### [Exercise prompt]
Take every line from the material that has the word "Порядком" in it.
# # # # #
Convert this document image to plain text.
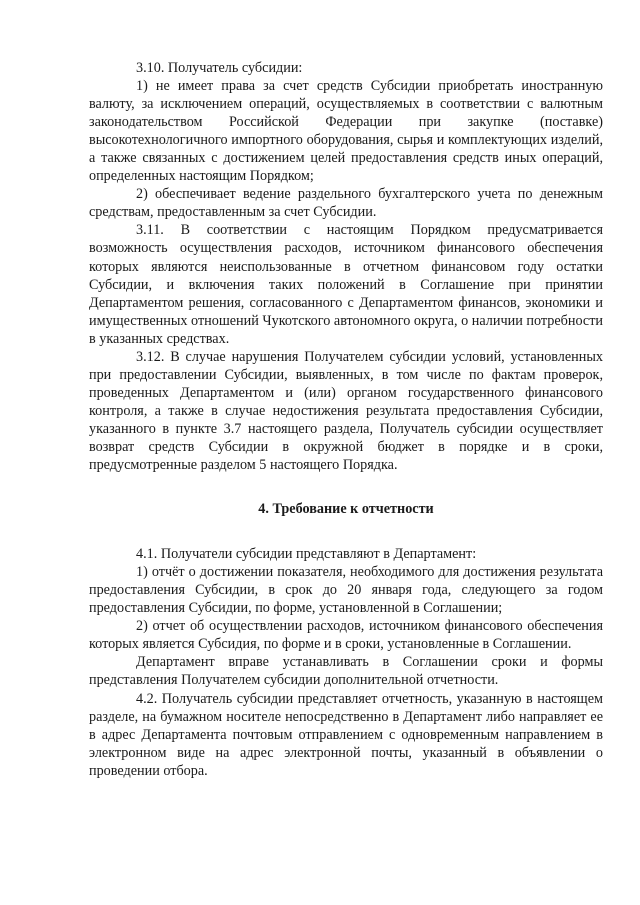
3.10. Получатель субсидии:

1) не имеет права за счет средств Субсидии приобретать иностранную валюту, за исключением операций, осуществляемых в соответствии с валютным законодательством Российской Федерации при закупке (поставке) высокотехнологичного импортного оборудования, сырья и комплектующих изделий, а также связанных с достижением целей предоставления средств иных операций, определенных настоящим Порядком;

2) обеспечивает ведение раздельного бухгалтерского учета по денежным средствам, предоставленным за счет Субсидии.

3.11. В соответствии с настоящим Порядком предусматривается возможность осуществления расходов, источником финансового обеспечения которых являются неиспользованные в отчетном финансовом году остатки Субсидии, и включения таких положений в Соглашение при принятии Департаментом решения, согласованного с Департаментом финансов, экономики и имущественных отношений Чукотского автономного округа, о наличии потребности в указанных средствах.

3.12. В случае нарушения Получателем субсидии условий, установленных при предоставлении Субсидии, выявленных, в том числе по фактам проверок, проведенных Департаментом и (или) органом государственного финансового контроля, а также в случае недостижения результата предоставления Субсидии, указанного в пункте 3.7 настоящего раздела, Получатель субсидии осуществляет возврат средств Субсидии в окружной бюджет в порядке и в сроки, предусмотренные разделом 5 настоящего Порядка.

4. Требование к отчетности

4.1. Получатели субсидии представляют в Департамент:

1) отчёт о достижении показателя, необходимого для достижения результата предоставления Субсидии, в срок до 20 января года, следующего за годом предоставления Субсидии, по форме, установленной в Соглашении;

2) отчет об осуществлении расходов, источником финансового обеспечения которых является Субсидия, по форме и в сроки, установленные в Соглашении.

Департамент вправе устанавливать в Соглашении сроки и формы представления Получателем субсидии дополнительной отчетности.

4.2. Получатель субсидии представляет отчетность, указанную в настоящем разделе, на бумажном носителе непосредственно в Департамент либо направляет ее в адрес Департамента почтовым отправлением с одновременным направлением в электронном виде на адрес электронной почты, указанный в объявлении о проведении отбора.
# # # # #
### [Correct result]
1) не имеет права за счет средств Субсидии приобретать иностранную валюту, за исключением операций, осуществляемых в соответствии с валютным законодательством Российской Федерации при закупке (поставке) высокотехнологичного импортного оборудования, сырья и комплектующих изделий, а также связанных с достижением целей предоставления средств иных операций, определенных настоящим Порядком;
3.11. В соответствии с настоящим Порядком предусматривается возможность осуществления расходов, источником финансового обеспечения которых являются неиспользованные в отчетном финансовом году остатки Субсидии, и включения таких положений в Соглашение при принятии Департаментом решения, согласованного с Департаментом финансов, экономики и имущественных отношений Чукотского автономного округа, о наличии потребности в указанных средствах.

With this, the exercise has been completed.